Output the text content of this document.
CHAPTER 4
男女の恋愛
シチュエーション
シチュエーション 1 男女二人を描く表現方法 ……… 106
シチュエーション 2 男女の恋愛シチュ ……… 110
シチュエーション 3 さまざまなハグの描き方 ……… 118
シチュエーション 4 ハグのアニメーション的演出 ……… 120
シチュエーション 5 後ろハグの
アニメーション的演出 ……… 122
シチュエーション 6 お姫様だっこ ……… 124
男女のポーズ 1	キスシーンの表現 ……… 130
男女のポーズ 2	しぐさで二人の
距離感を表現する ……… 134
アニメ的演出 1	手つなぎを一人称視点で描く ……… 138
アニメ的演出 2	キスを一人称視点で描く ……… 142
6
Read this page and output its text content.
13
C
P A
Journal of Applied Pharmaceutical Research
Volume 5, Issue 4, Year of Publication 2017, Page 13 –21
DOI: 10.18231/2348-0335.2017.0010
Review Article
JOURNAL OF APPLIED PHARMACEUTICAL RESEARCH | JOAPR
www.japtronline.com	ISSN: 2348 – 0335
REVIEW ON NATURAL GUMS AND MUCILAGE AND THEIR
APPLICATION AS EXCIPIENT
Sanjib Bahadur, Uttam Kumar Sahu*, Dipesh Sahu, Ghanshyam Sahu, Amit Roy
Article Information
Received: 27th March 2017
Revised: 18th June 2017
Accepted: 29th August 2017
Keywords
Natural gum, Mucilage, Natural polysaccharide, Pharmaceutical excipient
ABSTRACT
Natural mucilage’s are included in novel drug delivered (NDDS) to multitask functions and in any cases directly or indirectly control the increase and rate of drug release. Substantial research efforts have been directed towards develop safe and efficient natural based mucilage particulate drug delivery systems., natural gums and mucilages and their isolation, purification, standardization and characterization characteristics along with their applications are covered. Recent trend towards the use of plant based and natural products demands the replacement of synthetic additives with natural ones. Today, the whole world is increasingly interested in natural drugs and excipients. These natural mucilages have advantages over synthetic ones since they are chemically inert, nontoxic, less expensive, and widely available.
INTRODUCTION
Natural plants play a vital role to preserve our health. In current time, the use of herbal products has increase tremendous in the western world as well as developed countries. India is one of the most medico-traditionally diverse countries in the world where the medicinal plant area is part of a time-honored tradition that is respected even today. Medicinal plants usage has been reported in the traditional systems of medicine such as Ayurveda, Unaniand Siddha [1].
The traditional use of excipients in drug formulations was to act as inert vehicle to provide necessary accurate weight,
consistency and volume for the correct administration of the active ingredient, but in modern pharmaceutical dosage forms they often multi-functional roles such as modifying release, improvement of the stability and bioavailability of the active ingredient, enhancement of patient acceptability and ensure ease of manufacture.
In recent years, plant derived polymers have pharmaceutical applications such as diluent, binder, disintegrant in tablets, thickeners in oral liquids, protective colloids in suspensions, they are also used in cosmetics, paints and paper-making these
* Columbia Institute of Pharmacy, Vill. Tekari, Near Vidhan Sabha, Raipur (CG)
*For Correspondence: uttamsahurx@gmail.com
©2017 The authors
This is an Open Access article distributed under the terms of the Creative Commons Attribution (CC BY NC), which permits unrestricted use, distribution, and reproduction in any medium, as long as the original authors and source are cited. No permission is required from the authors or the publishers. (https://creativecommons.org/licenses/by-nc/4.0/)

+ + + + +

Copy out each record, keeping every word as it is.

Output the text content of this document.
CHAPTER 4
男女の恋愛
シチュエーション
シチュエーション 1 男女二人を描く表現方法 ……… 106
シチュエーション 2 男女の恋愛シチュ ……… 110
シチュエーション 3 さまざまなハグの描き方 ……… 118
シチュエーション 4 ハグのアニメーション的演出 ……… 120
シチュエーション 5 後ろハグの
アニメーション的演出 ……… 122
シチュエーション 6 お姫様だっこ ……… 124
男女のポーズ 1	キスシーンの表現 ……… 130
男女のポーズ 2	しぐさで二人の
距離感を表現する ……… 134
アニメ的演出 1	手つなぎを一人称視点で描く ……… 138
アニメ的演出 2	キスを一人称視点で描く ……… 142
6
Read this page and output its text content.
13
C
P A
Journal of Applied Pharmaceutical Research
Volume 5, Issue 4, Year of Publication 2017, Page 13 –21
DOI: 10.18231/2348-0335.2017.0010
Review Article
JOURNAL OF APPLIED PHARMACEUTICAL RESEARCH | JOAPR
www.japtronline.com	ISSN: 2348 – 0335
REVIEW ON NATURAL GUMS AND MUCILAGE AND THEIR
APPLICATION AS EXCIPIENT
Sanjib Bahadur, Uttam Kumar Sahu*, Dipesh Sahu, Ghanshyam Sahu, Amit Roy
Article Information
Received: 27th March 2017
Revised: 18th June 2017
Accepted: 29th August 2017
Keywords
Natural gum, Mucilage, Natural polysaccharide, Pharmaceutical excipient
ABSTRACT
Natural mucilage’s are included in novel drug delivered (NDDS) to multitask functions and in any cases directly or indirectly control the increase and rate of drug release. Substantial research efforts have been directed towards develop safe and efficient natural based mucilage particulate drug delivery systems., natural gums and mucilages and their isolation, purification, standardization and characterization characteristics along with their applications are covered. Recent trend towards the use of plant based and natural products demands the replacement of synthetic additives with natural ones. Today, the whole world is increasingly interested in natural drugs and excipients. These natural mucilages have advantages over synthetic ones since they are chemically inert, nontoxic, less expensive, and widely available.
INTRODUCTION
Natural plants play a vital role to preserve our health. In current time, the use of herbal products has increase tremendous in the western world as well as developed countries. India is one of the most medico-traditionally diverse countries in the world where the medicinal plant area is part of a time-honored tradition that is respected even today. Medicinal plants usage has been reported in the traditional systems of medicine such as Ayurveda, Unaniand Siddha [1].
The traditional use of excipients in drug formulations was to act as inert vehicle to provide necessary accurate weight,
consistency and volume for the correct administration of the active ingredient, but in modern pharmaceutical dosage forms they often multi-functional roles such as modifying release, improvement of the stability and bioavailability of the active ingredient, enhancement of patient acceptability and ensure ease of manufacture.
In recent years, plant derived polymers have pharmaceutical applications such as diluent, binder, disintegrant in tablets, thickeners in oral liquids, protective colloids in suspensions, they are also used in cosmetics, paints and paper-making these
* Columbia Institute of Pharmacy, Vill. Tekari, Near Vidhan Sabha, Raipur (CG)
*For Correspondence: uttamsahurx@gmail.com
©2017 The authors
This is an Open Access article distributed under the terms of the Creative Commons Attribution (CC BY NC), which permits unrestricted use, distribution, and reproduction in any medium, as long as the original authors and source are cited. No permission is required from the authors or the publishers. (https://creativecommons.org/licenses/by-nc/4.0/)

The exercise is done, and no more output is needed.